## [Description of the task]
Without the pictures, can you quote each line below exactly?

Dataset items:
★ ★ ★ ★ ★ ★ ★

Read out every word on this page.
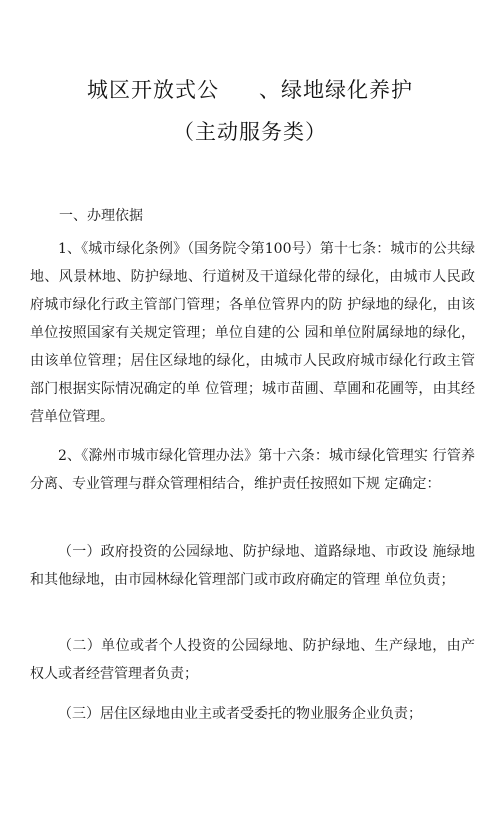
城区开放式公 、绿地绿化养护
（主动服务类）
一、办理依据

1、《城市绿化条例》（国务院令第100号）第十七条：城市的公共绿地、风景林地、防护绿地、行道树及干道绿化带的绿化，由城市人民政府城市绿化行政主管部门管理；各单位管界内的防 护绿地的绿化，由该单位按照国家有关规定管理；单位自建的公 园和单位附属绿地的绿化，由该单位管理；居住区绿地的绿化，由城市人民政府城市绿化行政主管部门根据实际情况确定的单 位管理；城市苗圃、草圃和花圃等，由其经营单位管理。

2、《滁州市城市绿化管理办法》第十六条：城市绿化管理实 行管养分离、专业管理与群众管理相结合，维护责任按照如下规 定确定：

（一）政府投资的公园绿地、防护绿地、道路绿地、市政设 施绿地和其他绿地，由市园林绿化管理部门或市政府确定的管理 单位负责；

（二）单位或者个人投资的公园绿地、防护绿地、生产绿地，由产权人或者经营管理者负责；

（三）居住区绿地由业主或者受委托的物业服务企业负责；
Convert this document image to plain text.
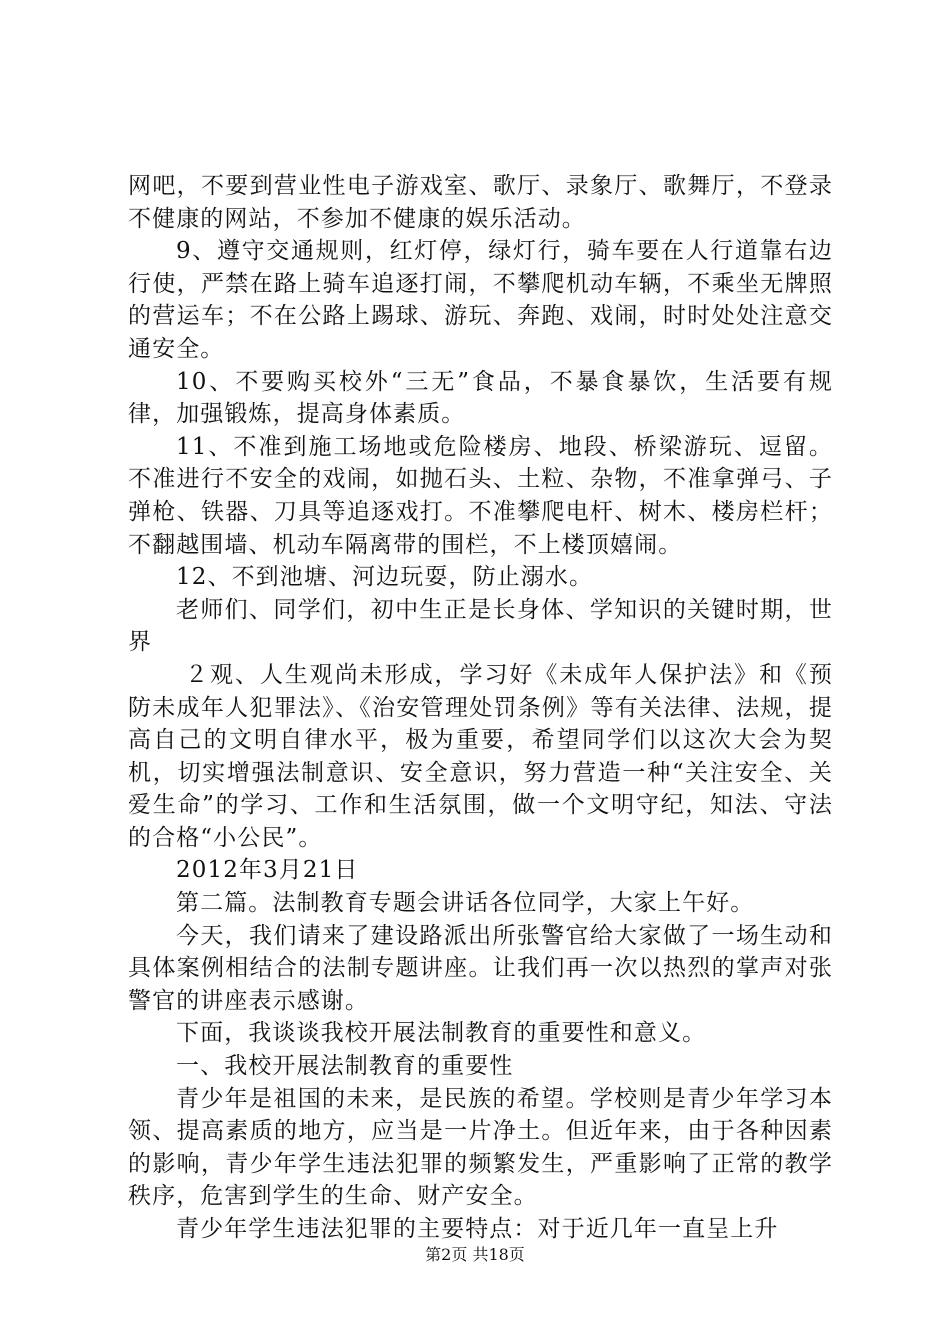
网吧，不要到营业性电子游戏室、歌厅、录象厅、歌舞厅，不登录不健康的网站，不参加不健康的娱乐活动。

9、遵守交通规则，红灯停，绿灯行，骑车要在人行道靠右边行使，严禁在路上骑车追逐打闹，不攀爬机动车辆，不乘坐无牌照的营运车；不在公路上踢球、游玩、奔跑、戏闹，时时处处注意交通安全。

10、不要购买校外“三无”食品，不暴食暴饮，生活要有规律，加强锻炼，提高身体素质。

11、不准到施工场地或危险楼房、地段、桥梁游玩、逗留。不准进行不安全的戏闹，如抛石头、土粒、杂物，不准拿弹弓、子弹枪、铁器、刀具等追逐戏打。不准攀爬电杆、树木、楼房栏杆；不翻越围墙、机动车隔离带的围栏，不上楼顶嬉闹。

12、不到池塘、河边玩耍，防止溺水。

老师们、同学们，初中生正是长身体、学知识的关键时期，世界

２观、人生观尚未形成，学习好《未成年人保护法》和《预防未成年人犯罪法》、《治安管理处罚条例》等有关法律、法规，提高自己的文明自律水平，极为重要，希望同学们以这次大会为契机，切实增强法制意识、安全意识，努力营造一种“关注安全、关爱生命”的学习、工作和生活氛围，做一个文明守纪，知法、守法的合格“小公民”。

2012年3月21日

第二篇。法制教育专题会讲话各位同学，大家上午好。

今天，我们请来了建设路派出所张警官给大家做了一场生动和具体案例相结合的法制专题讲座。让我们再一次以热烈的掌声对张警官的讲座表示感谢。

下面，我谈谈我校开展法制教育的重要性和意义。

一、我校开展法制教育的重要性

青少年是祖国的未来，是民族的希望。学校则是青少年学习本领、提高素质的地方，应当是一片净土。但近年来，由于各种因素的影响，青少年学生违法犯罪的频繁发生，严重影响了正常的教学秩序，危害到学生的生命、财产安全。

青少年学生违法犯罪的主要特点：对于近几年一直呈上升

第2页 共18页
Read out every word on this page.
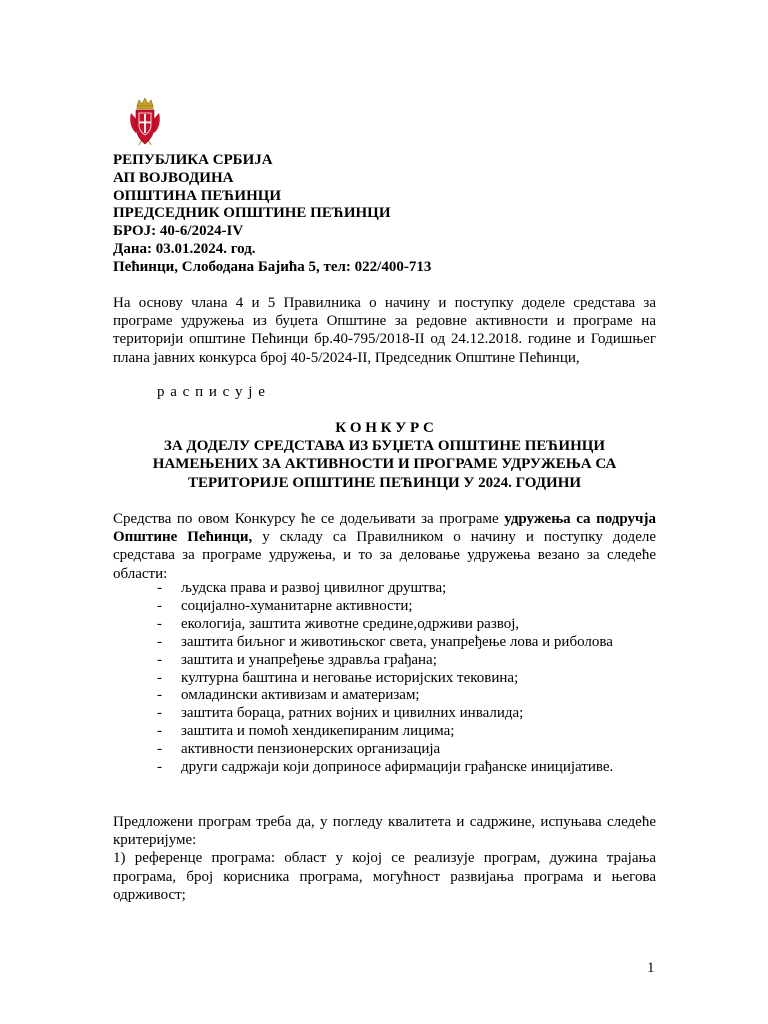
РЕПУБЛИКА СРБИЈА
АП ВОЈВОДИНА
ОПШТИНА ПЕЋИНЦИ
ПРЕДСЕДНИК ОПШТИНЕ ПЕЋИНЦИ
БРОЈ: 40-6/2024-IV
Дана: 03.01.2024. год.
Пећинци, Слободана Бајића 5, тел: 022/400-713
На основу члана 4 и 5 Правилника о начину и поступку доделе средстава за програме удружења из буџета Општине за редовне активности и програме на територији општине Пећинци бр.40-795/2018-II од 24.12.2018. године и Годишњег плана јавних конкурса број 40-5/2024-II, Председник Општине Пећинци,
р а с п и с у ј е
К О Н К У Р С
ЗА ДОДЕЛУ СРЕДСТАВА ИЗ БУЏЕТА ОПШТИНЕ ПЕЋИНЦИ
НАМЕЊЕНИХ ЗА АКТИВНОСТИ И ПРОГРАМЕ УДРУЖЕЊА СА
ТЕРИТОРИЈЕ ОПШТИНЕ ПЕЋИНЦИ У 2024. ГОДИНИ
Средства по овом Конкурсу ће се додељивати за програме удружења са подручја Општине Пећинци, у складу са Правилником о начину и поступку доделе средстава за програме удружења, и то за деловање удружења везано за следеће области:
- људска права и развој цивилног друштва;
- социјално-хуманитарне активности;
- екологија, заштита животне средине,одрживи развој,
- заштита биљног и животињског света, унапређење лова и риболова
- заштита и унапређење здравља грађана;
- културна баштина и неговање историјских тековина;
- омладински активизам и аматеризам;
- заштита бораца, ратних војних и цивилних инвалида;
- заштита и помоћ хендикепираним лицима;
- активности пензионерских организација
- други садржаји који доприносе афирмацији грађанске иницијативе.

Предложени програм треба да, у погледу квалитета и садржине, испуњава следеће критеријуме:

1) референце програма: област у којој се реализује програм, дужина трајања програма, број корисника програма, могућност развијања програма и његова одрживост;

1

★ ★ ★ ★ ★ ★ ★

## [Full response]
Read out every word on this page.
城区开放式公 、绿地绿化养护
（主动服务类）
一、办理依据

1、《城市绿化条例》（国务院令第100号）第十七条：城市的公共绿地、风景林地、防护绿地、行道树及干道绿化带的绿化，由城市人民政府城市绿化行政主管部门管理；各单位管界内的防 护绿地的绿化，由该单位按照国家有关规定管理；单位自建的公 园和单位附属绿地的绿化，由该单位管理；居住区绿地的绿化，由城市人民政府城市绿化行政主管部门根据实际情况确定的单 位管理；城市苗圃、草圃和花圃等，由其经营单位管理。

2、《滁州市城市绿化管理办法》第十六条：城市绿化管理实 行管养分离、专业管理与群众管理相结合，维护责任按照如下规 定确定：

（一）政府投资的公园绿地、防护绿地、道路绿地、市政设 施绿地和其他绿地，由市园林绿化管理部门或市政府确定的管理 单位负责；

（二）单位或者个人投资的公园绿地、防护绿地、生产绿地，由产权人或者经营管理者负责；

（三）居住区绿地由业主或者受委托的物业服务企业负责；
Convert this document image to plain text.
网吧，不要到营业性电子游戏室、歌厅、录象厅、歌舞厅，不登录不健康的网站，不参加不健康的娱乐活动。

9、遵守交通规则，红灯停，绿灯行，骑车要在人行道靠右边行使，严禁在路上骑车追逐打闹，不攀爬机动车辆，不乘坐无牌照的营运车；不在公路上踢球、游玩、奔跑、戏闹，时时处处注意交通安全。

10、不要购买校外“三无”食品，不暴食暴饮，生活要有规律，加强锻炼，提高身体素质。

11、不准到施工场地或危险楼房、地段、桥梁游玩、逗留。不准进行不安全的戏闹，如抛石头、土粒、杂物，不准拿弹弓、子弹枪、铁器、刀具等追逐戏打。不准攀爬电杆、树木、楼房栏杆；不翻越围墙、机动车隔离带的围栏，不上楼顶嬉闹。

12、不到池塘、河边玩耍，防止溺水。

老师们、同学们，初中生正是长身体、学知识的关键时期，世界

２观、人生观尚未形成，学习好《未成年人保护法》和《预防未成年人犯罪法》、《治安管理处罚条例》等有关法律、法规，提高自己的文明自律水平，极为重要，希望同学们以这次大会为契机，切实增强法制意识、安全意识，努力营造一种“关注安全、关爱生命”的学习、工作和生活氛围，做一个文明守纪，知法、守法的合格“小公民”。

2012年3月21日

第二篇。法制教育专题会讲话各位同学，大家上午好。

今天，我们请来了建设路派出所张警官给大家做了一场生动和具体案例相结合的法制专题讲座。让我们再一次以热烈的掌声对张警官的讲座表示感谢。

下面，我谈谈我校开展法制教育的重要性和意义。

一、我校开展法制教育的重要性

青少年是祖国的未来，是民族的希望。学校则是青少年学习本领、提高素质的地方，应当是一片净土。但近年来，由于各种因素的影响，青少年学生违法犯罪的频繁发生，严重影响了正常的教学秩序，危害到学生的生命、财产安全。

青少年学生违法犯罪的主要特点：对于近几年一直呈上升

第2页 共18页
Read out every word on this page.
РЕПУБЛИКА СРБИЈА
АП ВОЈВОДИНА
ОПШТИНА ПЕЋИНЦИ
ПРЕДСЕДНИК ОПШТИНЕ ПЕЋИНЦИ
БРОЈ: 40-6/2024-IV
Дана: 03.01.2024. год.
Пећинци, Слободана Бајића 5, тел: 022/400-713
На основу члана 4 и 5 Правилника о начину и поступку доделе средстава за програме удружења из буџета Општине за редовне активности и програме на територији општине Пећинци бр.40-795/2018-II од 24.12.2018. године и Годишњег плана јавних конкурса број 40-5/2024-II, Председник Општине Пећинци,
р а с п и с у ј е
К О Н К У Р С
ЗА ДОДЕЛУ СРЕДСТАВА ИЗ БУЏЕТА ОПШТИНЕ ПЕЋИНЦИ
НАМЕЊЕНИХ ЗА АКТИВНОСТИ И ПРОГРАМЕ УДРУЖЕЊА СА
ТЕРИТОРИЈЕ ОПШТИНЕ ПЕЋИНЦИ У 2024. ГОДИНИ
Средства по овом Конкурсу ће се додељивати за програме удружења са подручја Општине Пећинци, у складу са Правилником о начину и поступку доделе средстава за програме удружења, и то за деловање удружења везано за следеће области:
- људска права и развој цивилног друштва;
- социјално-хуманитарне активности;
- екологија, заштита животне средине,одрживи развој,
- заштита биљног и животињског света, унапређење лова и риболова
- заштита и унапређење здравља грађана;
- културна баштина и неговање историјских тековина;
- омладински активизам и аматеризам;
- заштита бораца, ратних војних и цивилних инвалида;
- заштита и помоћ хендикепираним лицима;
- активности пензионерских организација
- други садржаји који доприносе афирмацији грађанске иницијативе.

Предложени програм треба да, у погледу квалитета и садржине, испуњава следеће критеријуме:

1) референце програма: област у којој се реализује програм, дужина трајања програма, број корисника програма, могућност развијања програма и његова одрживост;

1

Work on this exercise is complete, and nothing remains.